-- Begin RAW RECORDS --
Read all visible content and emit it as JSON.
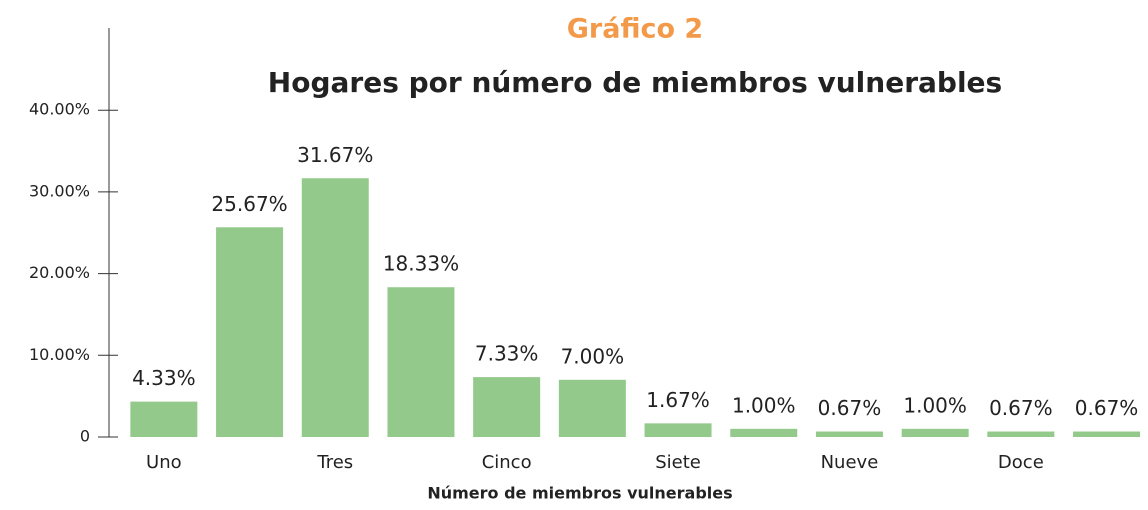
{
  "chart_data": {
    "type": "bar",
    "title": "Gráfico 2",
    "subtitle": "Hogares por número de miembros vulnerables",
    "x_label": "Número de miembros vulnerables",
    "categories": [
      "Uno",
      null,
      "Tres",
      null,
      "Cinco",
      null,
      "Siete",
      null,
      "Nueve",
      null,
      "Doce",
      null
    ],
    "values": [
      4.33,
      25.67,
      31.67,
      18.33,
      7.33,
      7.0,
      1.67,
      1.0,
      0.67,
      1.0,
      0.67,
      0.67
    ],
    "value_labels": [
      "4.33%",
      "25.67%",
      "31.67%",
      "18.33%",
      "7.33%",
      "7.00%",
      "1.67%",
      "1.00%",
      "0.67%",
      "1.00%",
      "0.67%",
      "0.67%"
    ],
    "color": "#93c98a",
    "ylim": [
      0,
      50
    ],
    "yticks": [
      0,
      {
        "value": 10,
        "label": "10.00%"
      },
      {
        "value": 20,
        "label": "20.00%"
      },
      {
        "value": 30,
        "label": "30.00%"
      },
      {
        "value": 40,
        "label": "40.00%"
      }
    ],
    "grid": false
  }
}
-- End RAW RECORDS --
TASK REQUIREMENTS:
Make an exact copy of the data above, pictures excluded.

RESULT:
Read all visible content and emit it as JSON.
{
  "chart_data": {
    "type": "bar",
    "title": "Gráfico 2",
    "subtitle": "Hogares por número de miembros vulnerables",
    "x_label": "Número de miembros vulnerables",
    "categories": [
      "Uno",
      null,
      "Tres",
      null,
      "Cinco",
      null,
      "Siete",
      null,
      "Nueve",
      null,
      "Doce",
      null
    ],
    "values": [
      4.33,
      25.67,
      31.67,
      18.33,
      7.33,
      7.0,
      1.67,
      1.0,
      0.67,
      1.0,
      0.67,
      0.67
    ],
    "value_labels": [
      "4.33%",
      "25.67%",
      "31.67%",
      "18.33%",
      "7.33%",
      "7.00%",
      "1.67%",
      "1.00%",
      "0.67%",
      "1.00%",
      "0.67%",
      "0.67%"
    ],
    "color": "#93c98a",
    "ylim": [
      0,
      50
    ],
    "yticks": [
      0,
      {
        "value": 10,
        "label": "10.00%"
      },
      {
        "value": 20,
        "label": "20.00%"
      },
      {
        "value": 30,
        "label": "30.00%"
      },
      {
        "value": 40,
        "label": "40.00%"
      }
    ],
    "grid": false
  }
}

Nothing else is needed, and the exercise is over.